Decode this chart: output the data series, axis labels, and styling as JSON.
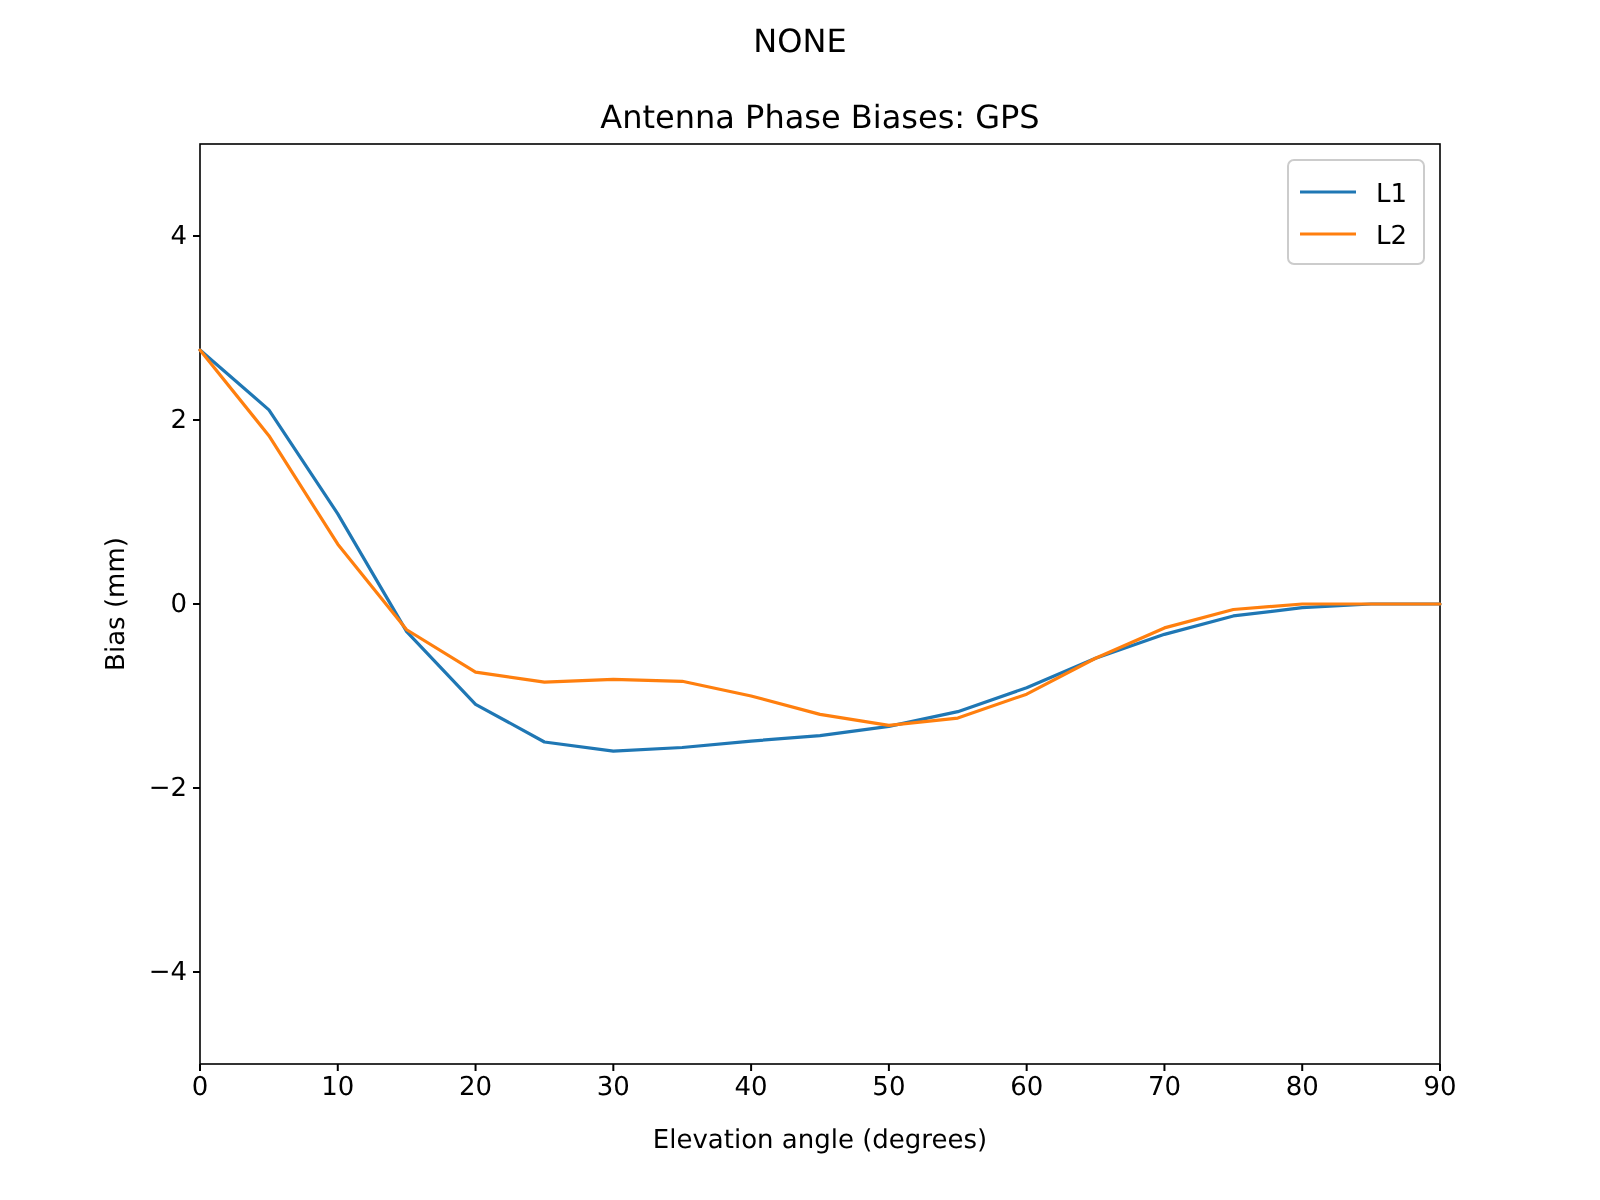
{
  "chart_data": {
    "type": "line",
    "subtitle": "NONE",
    "title": "Antenna Phase Biases: GPS",
    "xlabel": "Elevation angle (degrees)",
    "ylabel": "Bias (mm)",
    "x": [
      0,
      5,
      10,
      15,
      20,
      25,
      30,
      35,
      40,
      45,
      50,
      55,
      60,
      65,
      70,
      75,
      80,
      85,
      90
    ],
    "series": [
      {
        "name": "L1",
        "color": "#1f77b4",
        "values": [
          2.76,
          2.11,
          0.98,
          -0.3,
          -1.09,
          -1.5,
          -1.6,
          -1.56,
          -1.49,
          -1.43,
          -1.33,
          -1.17,
          -0.91,
          -0.59,
          -0.33,
          -0.13,
          -0.04,
          0,
          0
        ]
      },
      {
        "name": "L2",
        "color": "#ff7f0e",
        "values": [
          2.76,
          1.83,
          0.65,
          -0.28,
          -0.74,
          -0.85,
          -0.82,
          -0.84,
          -1.0,
          -1.2,
          -1.32,
          -1.24,
          -0.98,
          -0.59,
          -0.26,
          -0.06,
          0,
          0,
          0
        ]
      }
    ],
    "xlim": [
      0,
      90
    ],
    "xticks": [
      0,
      10,
      20,
      30,
      40,
      50,
      60,
      70,
      80,
      90
    ],
    "ylim": [
      -5,
      5
    ],
    "yticks": [
      {
        "value": -4,
        "label": "−4"
      },
      {
        "value": -2,
        "label": "−2"
      },
      0,
      2,
      4
    ],
    "grid": false,
    "legend": "top right",
    "marker": "none",
    "line_style": "solid"
  }
}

◆ ◆ ◆ ◆

Problem details
Write the material out again exactly as it appears, dropping the pictures.

Result
Decode this chart: output the data series, axis labels, and styling as JSON.
{
  "chart_data": {
    "type": "line",
    "subtitle": "NONE",
    "title": "Antenna Phase Biases: GPS",
    "xlabel": "Elevation angle (degrees)",
    "ylabel": "Bias (mm)",
    "x": [
      0,
      5,
      10,
      15,
      20,
      25,
      30,
      35,
      40,
      45,
      50,
      55,
      60,
      65,
      70,
      75,
      80,
      85,
      90
    ],
    "series": [
      {
        "name": "L1",
        "color": "#1f77b4",
        "values": [
          2.76,
          2.11,
          0.98,
          -0.3,
          -1.09,
          -1.5,
          -1.6,
          -1.56,
          -1.49,
          -1.43,
          -1.33,
          -1.17,
          -0.91,
          -0.59,
          -0.33,
          -0.13,
          -0.04,
          0,
          0
        ]
      },
      {
        "name": "L2",
        "color": "#ff7f0e",
        "values": [
          2.76,
          1.83,
          0.65,
          -0.28,
          -0.74,
          -0.85,
          -0.82,
          -0.84,
          -1.0,
          -1.2,
          -1.32,
          -1.24,
          -0.98,
          -0.59,
          -0.26,
          -0.06,
          0,
          0,
          0
        ]
      }
    ],
    "xlim": [
      0,
      90
    ],
    "xticks": [
      0,
      10,
      20,
      30,
      40,
      50,
      60,
      70,
      80,
      90
    ],
    "ylim": [
      -5,
      5
    ],
    "yticks": [
      {
        "value": -4,
        "label": "−4"
      },
      {
        "value": -2,
        "label": "−2"
      },
      0,
      2,
      4
    ],
    "grid": false,
    "legend": "top right",
    "marker": "none",
    "line_style": "solid"
  }
}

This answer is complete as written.